THE PROBLEM — Repeat what the lines below say, word for word, and skip every image.

[Dataset records]
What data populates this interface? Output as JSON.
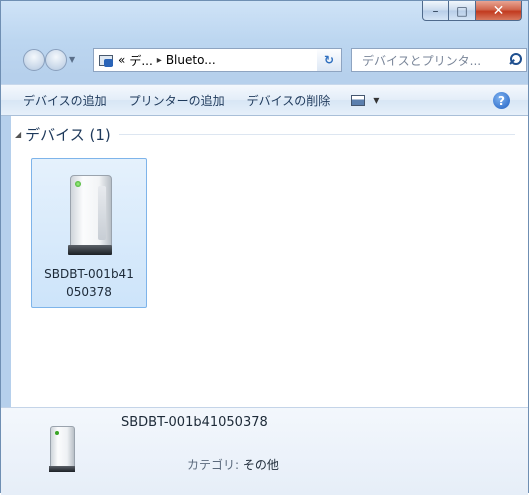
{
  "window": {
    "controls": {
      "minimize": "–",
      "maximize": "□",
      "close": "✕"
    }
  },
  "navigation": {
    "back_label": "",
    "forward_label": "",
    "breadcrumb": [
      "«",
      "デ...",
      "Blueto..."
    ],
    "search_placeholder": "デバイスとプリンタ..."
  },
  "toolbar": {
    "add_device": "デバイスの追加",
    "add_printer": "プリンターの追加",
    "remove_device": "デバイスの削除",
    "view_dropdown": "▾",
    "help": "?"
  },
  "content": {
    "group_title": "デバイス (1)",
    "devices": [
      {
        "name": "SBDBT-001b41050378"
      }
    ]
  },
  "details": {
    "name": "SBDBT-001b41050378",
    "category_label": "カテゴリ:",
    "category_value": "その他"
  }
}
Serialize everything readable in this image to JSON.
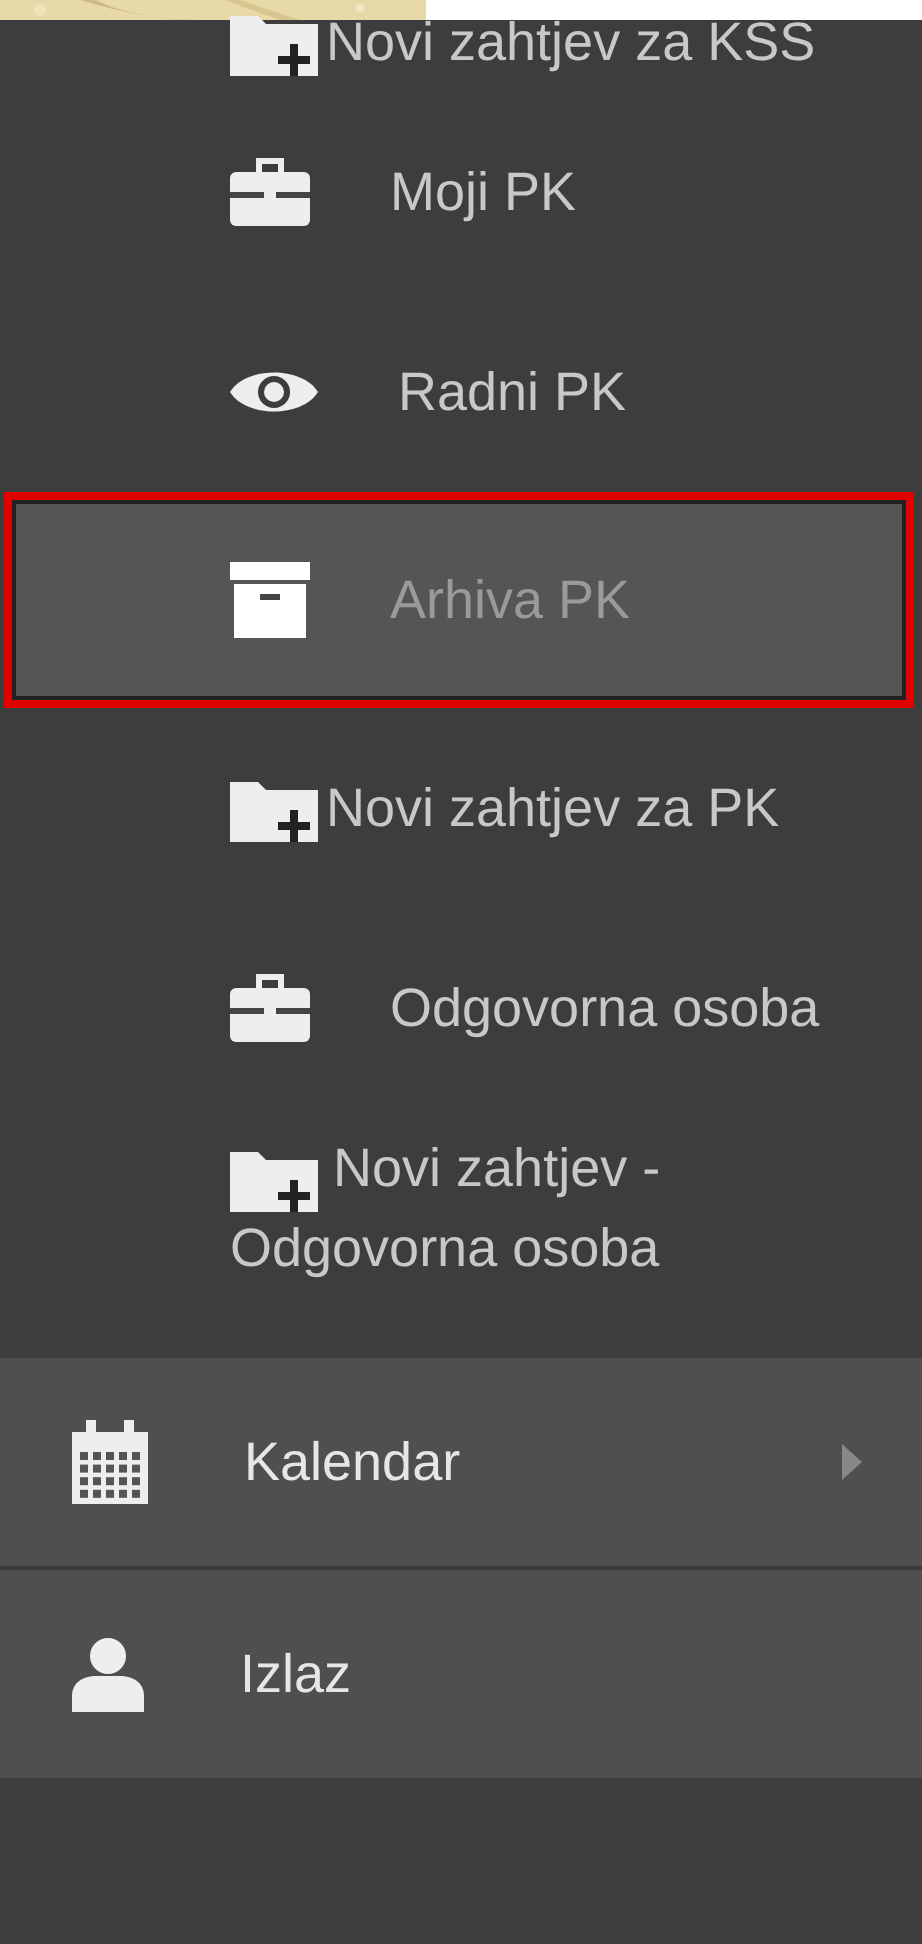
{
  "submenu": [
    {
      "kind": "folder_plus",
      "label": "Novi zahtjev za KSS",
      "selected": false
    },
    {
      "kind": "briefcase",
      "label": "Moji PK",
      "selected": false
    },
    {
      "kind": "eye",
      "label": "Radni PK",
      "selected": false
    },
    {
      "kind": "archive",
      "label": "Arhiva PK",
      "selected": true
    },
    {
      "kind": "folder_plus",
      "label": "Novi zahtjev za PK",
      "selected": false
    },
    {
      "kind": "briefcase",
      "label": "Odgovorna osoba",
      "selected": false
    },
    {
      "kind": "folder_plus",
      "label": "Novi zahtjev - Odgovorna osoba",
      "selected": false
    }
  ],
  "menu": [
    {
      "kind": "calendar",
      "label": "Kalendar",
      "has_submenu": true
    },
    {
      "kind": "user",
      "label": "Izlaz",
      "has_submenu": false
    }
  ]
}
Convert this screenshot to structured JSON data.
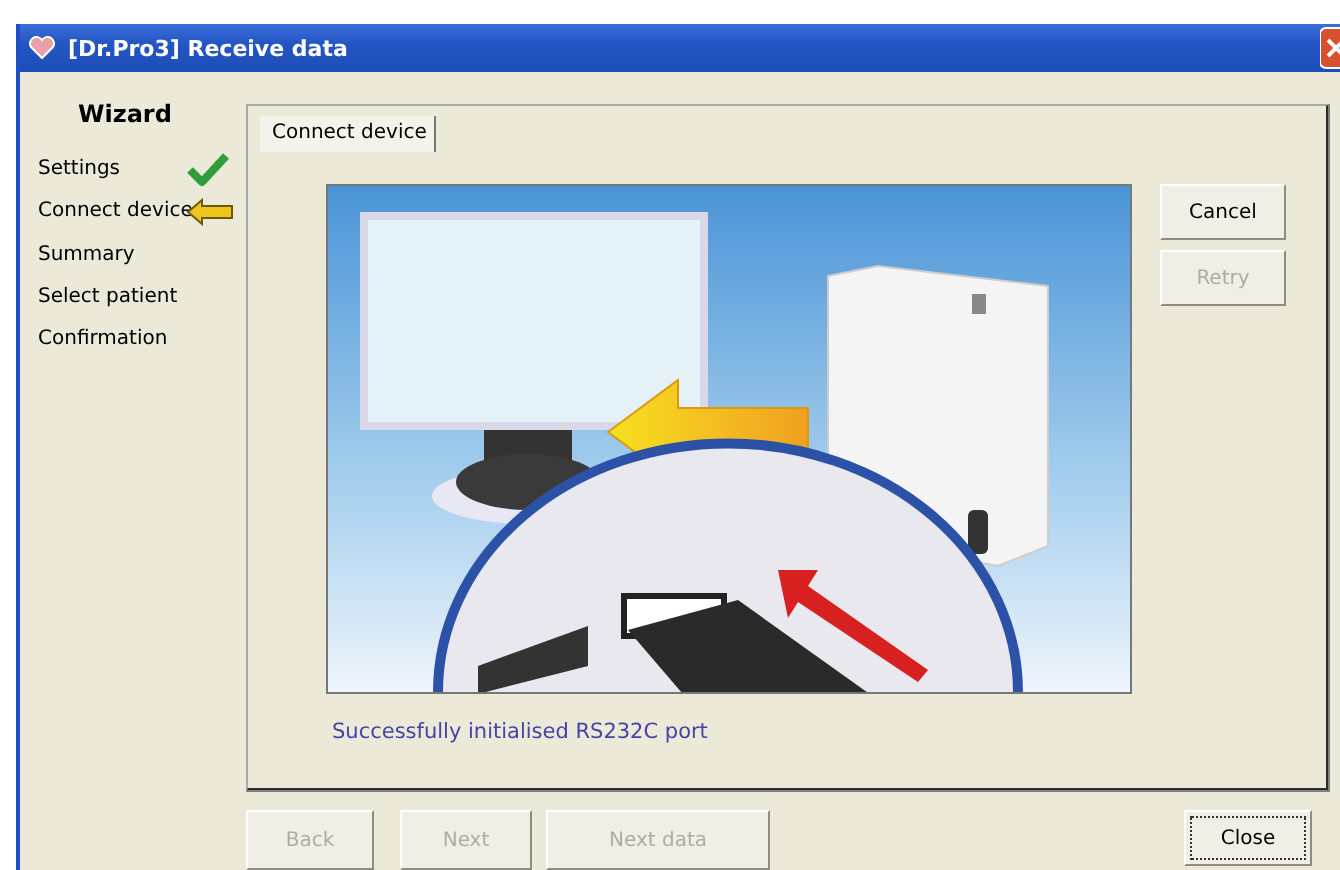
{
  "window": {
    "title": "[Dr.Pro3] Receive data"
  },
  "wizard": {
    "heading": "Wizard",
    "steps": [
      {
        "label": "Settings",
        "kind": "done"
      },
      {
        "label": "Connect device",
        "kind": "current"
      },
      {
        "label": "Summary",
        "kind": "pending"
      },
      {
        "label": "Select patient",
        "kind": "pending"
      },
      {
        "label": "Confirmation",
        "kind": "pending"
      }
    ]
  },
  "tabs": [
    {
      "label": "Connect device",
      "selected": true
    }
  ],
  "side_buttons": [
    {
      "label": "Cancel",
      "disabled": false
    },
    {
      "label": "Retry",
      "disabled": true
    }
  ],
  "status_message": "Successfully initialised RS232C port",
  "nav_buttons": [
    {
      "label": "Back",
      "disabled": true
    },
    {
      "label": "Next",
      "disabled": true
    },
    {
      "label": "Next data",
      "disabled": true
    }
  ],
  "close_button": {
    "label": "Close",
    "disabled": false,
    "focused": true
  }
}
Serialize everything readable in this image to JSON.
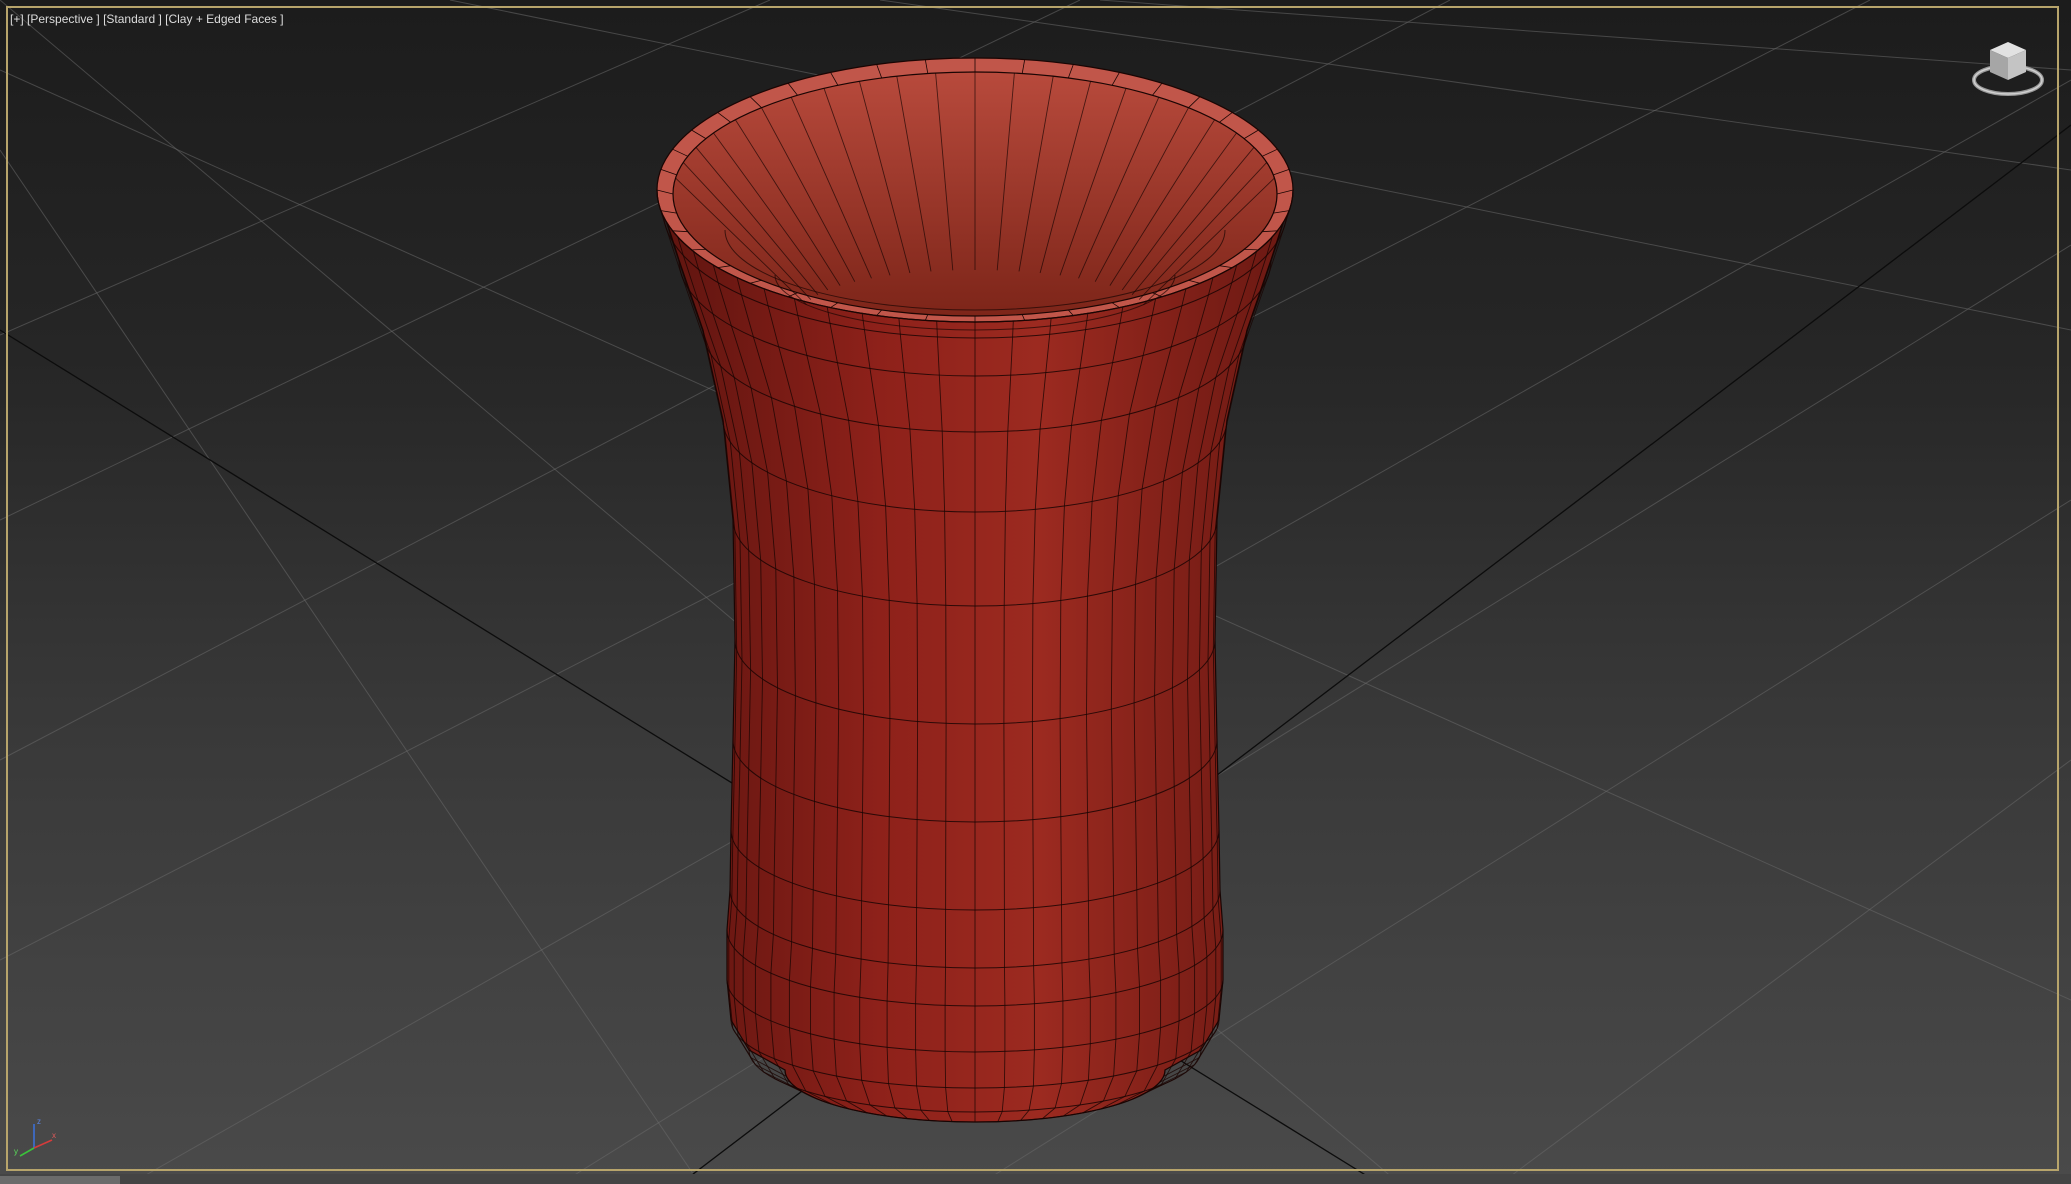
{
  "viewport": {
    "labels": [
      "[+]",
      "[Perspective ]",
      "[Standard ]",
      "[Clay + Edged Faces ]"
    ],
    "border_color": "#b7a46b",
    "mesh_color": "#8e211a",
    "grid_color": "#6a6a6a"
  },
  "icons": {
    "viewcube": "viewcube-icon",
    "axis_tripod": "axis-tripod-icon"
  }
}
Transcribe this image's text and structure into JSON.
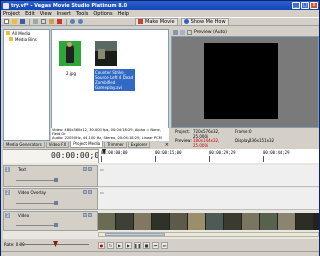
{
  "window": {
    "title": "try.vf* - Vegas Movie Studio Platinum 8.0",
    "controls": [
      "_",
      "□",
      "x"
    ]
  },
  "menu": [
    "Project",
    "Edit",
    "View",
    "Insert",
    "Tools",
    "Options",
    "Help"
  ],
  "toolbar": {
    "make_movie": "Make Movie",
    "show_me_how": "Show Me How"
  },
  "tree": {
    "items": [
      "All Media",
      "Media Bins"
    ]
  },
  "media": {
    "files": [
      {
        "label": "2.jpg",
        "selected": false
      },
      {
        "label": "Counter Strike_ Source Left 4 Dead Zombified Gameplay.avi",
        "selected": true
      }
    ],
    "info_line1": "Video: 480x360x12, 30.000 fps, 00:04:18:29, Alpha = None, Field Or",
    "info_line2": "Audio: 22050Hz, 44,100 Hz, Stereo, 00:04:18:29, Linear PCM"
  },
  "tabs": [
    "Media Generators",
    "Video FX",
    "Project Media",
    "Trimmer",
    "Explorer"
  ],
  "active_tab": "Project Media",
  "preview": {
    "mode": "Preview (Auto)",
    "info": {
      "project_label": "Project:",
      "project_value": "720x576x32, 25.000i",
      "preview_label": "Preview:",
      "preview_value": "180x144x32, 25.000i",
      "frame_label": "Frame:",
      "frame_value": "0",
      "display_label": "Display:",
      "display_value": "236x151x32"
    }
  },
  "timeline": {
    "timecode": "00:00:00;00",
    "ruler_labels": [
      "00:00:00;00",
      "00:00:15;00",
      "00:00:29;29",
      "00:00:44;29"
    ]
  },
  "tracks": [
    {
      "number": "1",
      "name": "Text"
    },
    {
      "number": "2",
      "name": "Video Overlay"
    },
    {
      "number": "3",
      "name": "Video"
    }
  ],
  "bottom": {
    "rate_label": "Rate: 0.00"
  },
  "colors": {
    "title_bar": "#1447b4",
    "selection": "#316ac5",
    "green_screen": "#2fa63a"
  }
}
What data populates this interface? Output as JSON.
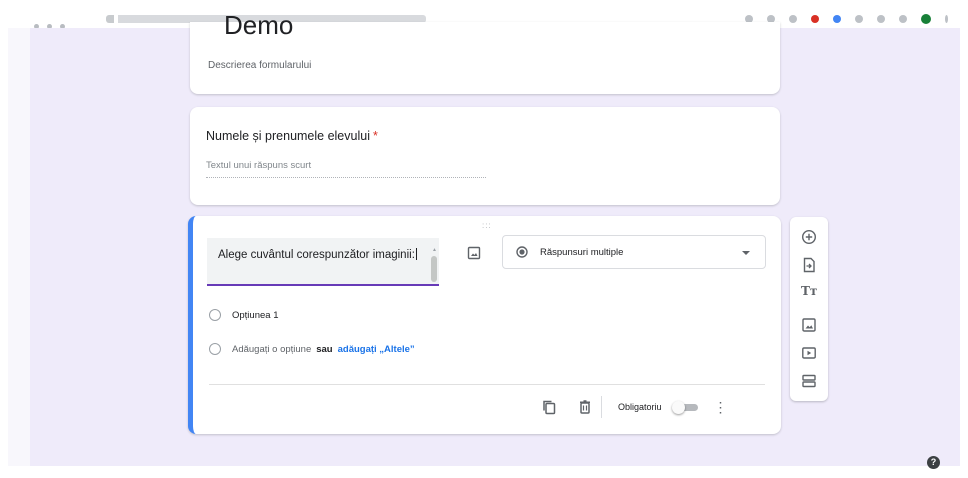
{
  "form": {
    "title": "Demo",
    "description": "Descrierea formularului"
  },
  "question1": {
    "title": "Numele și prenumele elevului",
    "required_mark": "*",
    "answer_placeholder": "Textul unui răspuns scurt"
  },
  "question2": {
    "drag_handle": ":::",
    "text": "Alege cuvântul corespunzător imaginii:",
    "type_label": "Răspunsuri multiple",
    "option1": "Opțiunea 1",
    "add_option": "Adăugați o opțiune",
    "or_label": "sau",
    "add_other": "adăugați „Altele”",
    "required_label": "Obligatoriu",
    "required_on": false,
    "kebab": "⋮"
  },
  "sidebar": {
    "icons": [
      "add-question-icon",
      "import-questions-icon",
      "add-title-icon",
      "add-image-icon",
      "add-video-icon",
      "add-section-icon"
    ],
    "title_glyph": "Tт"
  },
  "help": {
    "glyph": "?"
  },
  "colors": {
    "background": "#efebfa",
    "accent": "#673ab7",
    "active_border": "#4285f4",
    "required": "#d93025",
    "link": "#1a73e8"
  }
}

SOLVED EXERCISE —
What data populates this interface? Output as JSON.
{
  "window": {
    "controls": {
      "minimize": "–",
      "maximize": "□",
      "close": "✕"
    }
  },
  "navigation": {
    "back_label": "",
    "forward_label": "",
    "breadcrumb": [
      "«",
      "デ...",
      "Blueto..."
    ],
    "search_placeholder": "デバイスとプリンタ..."
  },
  "toolbar": {
    "add_device": "デバイスの追加",
    "add_printer": "プリンターの追加",
    "remove_device": "デバイスの削除",
    "view_dropdown": "▾",
    "help": "?"
  },
  "content": {
    "group_title": "デバイス (1)",
    "devices": [
      {
        "name": "SBDBT-001b41050378"
      }
    ]
  },
  "details": {
    "name": "SBDBT-001b41050378",
    "category_label": "カテゴリ:",
    "category_value": "その他"
  }
}
Serialize everything readable in this image to JSON.
{
  "submenu": [
    {
      "kind": "folder_plus",
      "label": "Novi zahtjev za KSS",
      "selected": false
    },
    {
      "kind": "briefcase",
      "label": "Moji PK",
      "selected": false
    },
    {
      "kind": "eye",
      "label": "Radni PK",
      "selected": false
    },
    {
      "kind": "archive",
      "label": "Arhiva PK",
      "selected": true
    },
    {
      "kind": "folder_plus",
      "label": "Novi zahtjev za PK",
      "selected": false
    },
    {
      "kind": "briefcase",
      "label": "Odgovorna osoba",
      "selected": false
    },
    {
      "kind": "folder_plus",
      "label": "Novi zahtjev - Odgovorna osoba",
      "selected": false
    }
  ],
  "menu": [
    {
      "kind": "calendar",
      "label": "Kalendar",
      "has_submenu": true
    },
    {
      "kind": "user",
      "label": "Izlaz",
      "has_submenu": false
    }
  ]
}
Convert this screenshot to structured JSON data.
{
  "window": {
    "title": "[Dr.Pro3] Receive data"
  },
  "wizard": {
    "heading": "Wizard",
    "steps": [
      {
        "label": "Settings",
        "kind": "done"
      },
      {
        "label": "Connect device",
        "kind": "current"
      },
      {
        "label": "Summary",
        "kind": "pending"
      },
      {
        "label": "Select patient",
        "kind": "pending"
      },
      {
        "label": "Confirmation",
        "kind": "pending"
      }
    ]
  },
  "tabs": [
    {
      "label": "Connect device",
      "selected": true
    }
  ],
  "side_buttons": [
    {
      "label": "Cancel",
      "disabled": false
    },
    {
      "label": "Retry",
      "disabled": true
    }
  ],
  "status_message": "Successfully initialised RS232C port",
  "nav_buttons": [
    {
      "label": "Back",
      "disabled": true
    },
    {
      "label": "Next",
      "disabled": true
    },
    {
      "label": "Next data",
      "disabled": true
    }
  ],
  "close_button": {
    "label": "Close",
    "disabled": false,
    "focused": true
  }
}
Serialize everything readable in this image to JSON.
{
  "viewport": {
    "labels": [
      "[+]",
      "[Perspective ]",
      "[Standard ]",
      "[Clay + Edged Faces ]"
    ],
    "border_color": "#b7a46b",
    "mesh_color": "#8e211a",
    "grid_color": "#6a6a6a"
  },
  "icons": {
    "viewcube": "viewcube-icon",
    "axis_tripod": "axis-tripod-icon"
  }
}
Transcribe this image's text and structure into JSON.
{
  "window": {
    "title": "try.vf* - Vegas Movie Studio Platinum 8.0",
    "controls": [
      "_",
      "□",
      "x"
    ]
  },
  "menu": [
    "Project",
    "Edit",
    "View",
    "Insert",
    "Tools",
    "Options",
    "Help"
  ],
  "toolbar": {
    "make_movie": "Make Movie",
    "show_me_how": "Show Me How"
  },
  "tree": {
    "items": [
      "All Media",
      "Media Bins"
    ]
  },
  "media": {
    "files": [
      {
        "label": "2.jpg",
        "selected": false
      },
      {
        "label": "Counter Strike_ Source Left 4 Dead Zombified Gameplay.avi",
        "selected": true
      }
    ],
    "info_line1": "Video: 480x360x12, 30.000 fps, 00:04:18:29, Alpha = None, Field Or",
    "info_line2": "Audio: 22050Hz, 44,100 Hz, Stereo, 00:04:18:29, Linear PCM"
  },
  "tabs": [
    "Media Generators",
    "Video FX",
    "Project Media",
    "Trimmer",
    "Explorer"
  ],
  "active_tab": "Project Media",
  "preview": {
    "mode": "Preview (Auto)",
    "info": {
      "project_label": "Project:",
      "project_value": "720x576x32, 25.000i",
      "preview_label": "Preview:",
      "preview_value": "180x144x32, 25.000i",
      "frame_label": "Frame:",
      "frame_value": "0",
      "display_label": "Display:",
      "display_value": "236x151x32"
    }
  },
  "timeline": {
    "timecode": "00:00:00;00",
    "ruler_labels": [
      "00:00:00;00",
      "00:00:15;00",
      "00:00:29;29",
      "00:00:44;29"
    ]
  },
  "tracks": [
    {
      "number": "1",
      "name": "Text"
    },
    {
      "number": "2",
      "name": "Video Overlay"
    },
    {
      "number": "3",
      "name": "Video"
    }
  ],
  "bottom": {
    "rate_label": "Rate: 0.00"
  },
  "colors": {
    "title_bar": "#1447b4",
    "selection": "#316ac5",
    "green_screen": "#2fa63a"
  }
}
What data populates this interface? Output as JSON.
{
  "form": {
    "title": "Demo",
    "description": "Descrierea formularului"
  },
  "question1": {
    "title": "Numele și prenumele elevului",
    "required_mark": "*",
    "answer_placeholder": "Textul unui răspuns scurt"
  },
  "question2": {
    "drag_handle": ":::",
    "text": "Alege cuvântul corespunzător imaginii:",
    "type_label": "Răspunsuri multiple",
    "option1": "Opțiunea 1",
    "add_option": "Adăugați o opțiune",
    "or_label": "sau",
    "add_other": "adăugați „Altele”",
    "required_label": "Obligatoriu",
    "required_on": false,
    "kebab": "⋮"
  },
  "sidebar": {
    "icons": [
      "add-question-icon",
      "import-questions-icon",
      "add-title-icon",
      "add-image-icon",
      "add-video-icon",
      "add-section-icon"
    ],
    "title_glyph": "Tт"
  },
  "help": {
    "glyph": "?"
  },
  "colors": {
    "background": "#efebfa",
    "accent": "#673ab7",
    "active_border": "#4285f4",
    "required": "#d93025",
    "link": "#1a73e8"
  }
}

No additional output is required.